WRITTEN REQUEST |
Repeat the listing that follows, character for character, minus the pictures.

SUPPLIED ENTRIES |

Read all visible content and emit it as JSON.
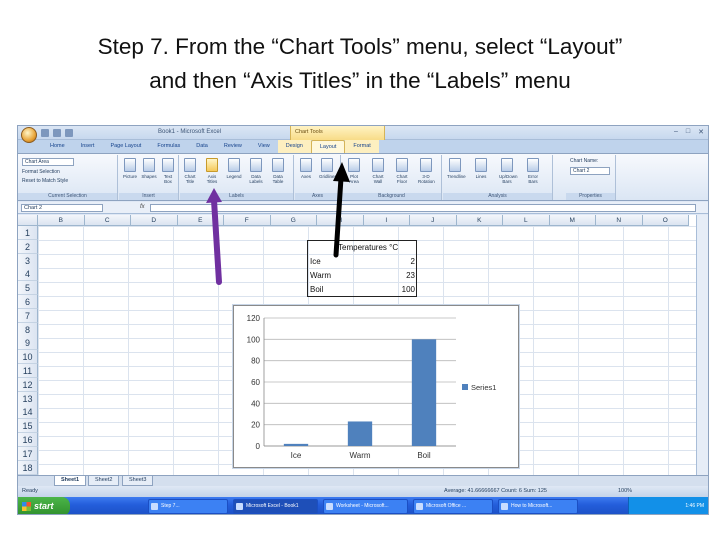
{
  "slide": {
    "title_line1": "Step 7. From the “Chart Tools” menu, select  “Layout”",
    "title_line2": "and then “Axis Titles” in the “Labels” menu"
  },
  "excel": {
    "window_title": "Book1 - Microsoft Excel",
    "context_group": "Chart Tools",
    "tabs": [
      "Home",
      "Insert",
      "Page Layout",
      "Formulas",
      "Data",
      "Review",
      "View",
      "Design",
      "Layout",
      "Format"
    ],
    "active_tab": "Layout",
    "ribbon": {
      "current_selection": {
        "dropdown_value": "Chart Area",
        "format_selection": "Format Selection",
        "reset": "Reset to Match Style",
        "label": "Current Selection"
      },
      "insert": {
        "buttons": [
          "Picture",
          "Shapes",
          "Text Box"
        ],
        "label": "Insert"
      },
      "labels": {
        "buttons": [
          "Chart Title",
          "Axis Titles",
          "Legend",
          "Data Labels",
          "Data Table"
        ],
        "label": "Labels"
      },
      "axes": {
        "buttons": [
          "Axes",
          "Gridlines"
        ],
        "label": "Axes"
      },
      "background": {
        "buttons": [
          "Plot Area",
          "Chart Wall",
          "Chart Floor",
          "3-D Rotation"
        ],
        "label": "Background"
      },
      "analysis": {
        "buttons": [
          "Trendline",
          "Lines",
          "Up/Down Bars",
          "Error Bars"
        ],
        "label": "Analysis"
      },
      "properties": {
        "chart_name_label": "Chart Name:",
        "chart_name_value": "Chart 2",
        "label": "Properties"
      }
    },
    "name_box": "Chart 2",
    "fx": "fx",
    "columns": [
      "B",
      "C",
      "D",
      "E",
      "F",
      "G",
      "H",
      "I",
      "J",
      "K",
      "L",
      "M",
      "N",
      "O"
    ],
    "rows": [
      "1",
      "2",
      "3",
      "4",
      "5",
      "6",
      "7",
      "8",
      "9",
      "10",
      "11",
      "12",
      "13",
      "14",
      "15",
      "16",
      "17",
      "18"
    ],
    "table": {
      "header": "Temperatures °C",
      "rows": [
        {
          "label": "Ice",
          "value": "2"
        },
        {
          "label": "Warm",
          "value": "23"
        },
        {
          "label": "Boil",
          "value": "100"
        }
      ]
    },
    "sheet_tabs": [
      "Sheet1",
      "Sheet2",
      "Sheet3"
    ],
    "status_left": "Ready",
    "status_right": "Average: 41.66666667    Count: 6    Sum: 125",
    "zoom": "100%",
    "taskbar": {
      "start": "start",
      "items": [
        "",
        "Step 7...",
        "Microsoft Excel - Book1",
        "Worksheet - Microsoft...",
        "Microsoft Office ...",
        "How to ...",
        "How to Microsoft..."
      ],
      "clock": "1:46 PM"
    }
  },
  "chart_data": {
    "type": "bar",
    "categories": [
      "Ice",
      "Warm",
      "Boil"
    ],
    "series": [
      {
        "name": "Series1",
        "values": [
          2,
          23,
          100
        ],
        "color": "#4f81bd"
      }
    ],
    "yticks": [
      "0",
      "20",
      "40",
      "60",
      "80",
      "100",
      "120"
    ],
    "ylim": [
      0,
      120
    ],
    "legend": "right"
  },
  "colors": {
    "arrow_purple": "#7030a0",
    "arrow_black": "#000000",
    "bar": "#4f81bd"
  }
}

SOLUTION |
Read all visible content and emit it as JSON.
{
  "slide": {
    "title_line1": "Step 7. From the “Chart Tools” menu, select  “Layout”",
    "title_line2": "and then “Axis Titles” in the “Labels” menu"
  },
  "excel": {
    "window_title": "Book1 - Microsoft Excel",
    "context_group": "Chart Tools",
    "tabs": [
      "Home",
      "Insert",
      "Page Layout",
      "Formulas",
      "Data",
      "Review",
      "View",
      "Design",
      "Layout",
      "Format"
    ],
    "active_tab": "Layout",
    "ribbon": {
      "current_selection": {
        "dropdown_value": "Chart Area",
        "format_selection": "Format Selection",
        "reset": "Reset to Match Style",
        "label": "Current Selection"
      },
      "insert": {
        "buttons": [
          "Picture",
          "Shapes",
          "Text Box"
        ],
        "label": "Insert"
      },
      "labels": {
        "buttons": [
          "Chart Title",
          "Axis Titles",
          "Legend",
          "Data Labels",
          "Data Table"
        ],
        "label": "Labels"
      },
      "axes": {
        "buttons": [
          "Axes",
          "Gridlines"
        ],
        "label": "Axes"
      },
      "background": {
        "buttons": [
          "Plot Area",
          "Chart Wall",
          "Chart Floor",
          "3-D Rotation"
        ],
        "label": "Background"
      },
      "analysis": {
        "buttons": [
          "Trendline",
          "Lines",
          "Up/Down Bars",
          "Error Bars"
        ],
        "label": "Analysis"
      },
      "properties": {
        "chart_name_label": "Chart Name:",
        "chart_name_value": "Chart 2",
        "label": "Properties"
      }
    },
    "name_box": "Chart 2",
    "fx": "fx",
    "columns": [
      "B",
      "C",
      "D",
      "E",
      "F",
      "G",
      "H",
      "I",
      "J",
      "K",
      "L",
      "M",
      "N",
      "O"
    ],
    "rows": [
      "1",
      "2",
      "3",
      "4",
      "5",
      "6",
      "7",
      "8",
      "9",
      "10",
      "11",
      "12",
      "13",
      "14",
      "15",
      "16",
      "17",
      "18"
    ],
    "table": {
      "header": "Temperatures °C",
      "rows": [
        {
          "label": "Ice",
          "value": "2"
        },
        {
          "label": "Warm",
          "value": "23"
        },
        {
          "label": "Boil",
          "value": "100"
        }
      ]
    },
    "sheet_tabs": [
      "Sheet1",
      "Sheet2",
      "Sheet3"
    ],
    "status_left": "Ready",
    "status_right": "Average: 41.66666667    Count: 6    Sum: 125",
    "zoom": "100%",
    "taskbar": {
      "start": "start",
      "items": [
        "",
        "Step 7...",
        "Microsoft Excel - Book1",
        "Worksheet - Microsoft...",
        "Microsoft Office ...",
        "How to ...",
        "How to Microsoft..."
      ],
      "clock": "1:46 PM"
    }
  },
  "chart_data": {
    "type": "bar",
    "categories": [
      "Ice",
      "Warm",
      "Boil"
    ],
    "series": [
      {
        "name": "Series1",
        "values": [
          2,
          23,
          100
        ],
        "color": "#4f81bd"
      }
    ],
    "yticks": [
      "0",
      "20",
      "40",
      "60",
      "80",
      "100",
      "120"
    ],
    "ylim": [
      0,
      120
    ],
    "legend": "right"
  },
  "colors": {
    "arrow_purple": "#7030a0",
    "arrow_black": "#000000",
    "bar": "#4f81bd"
  }
}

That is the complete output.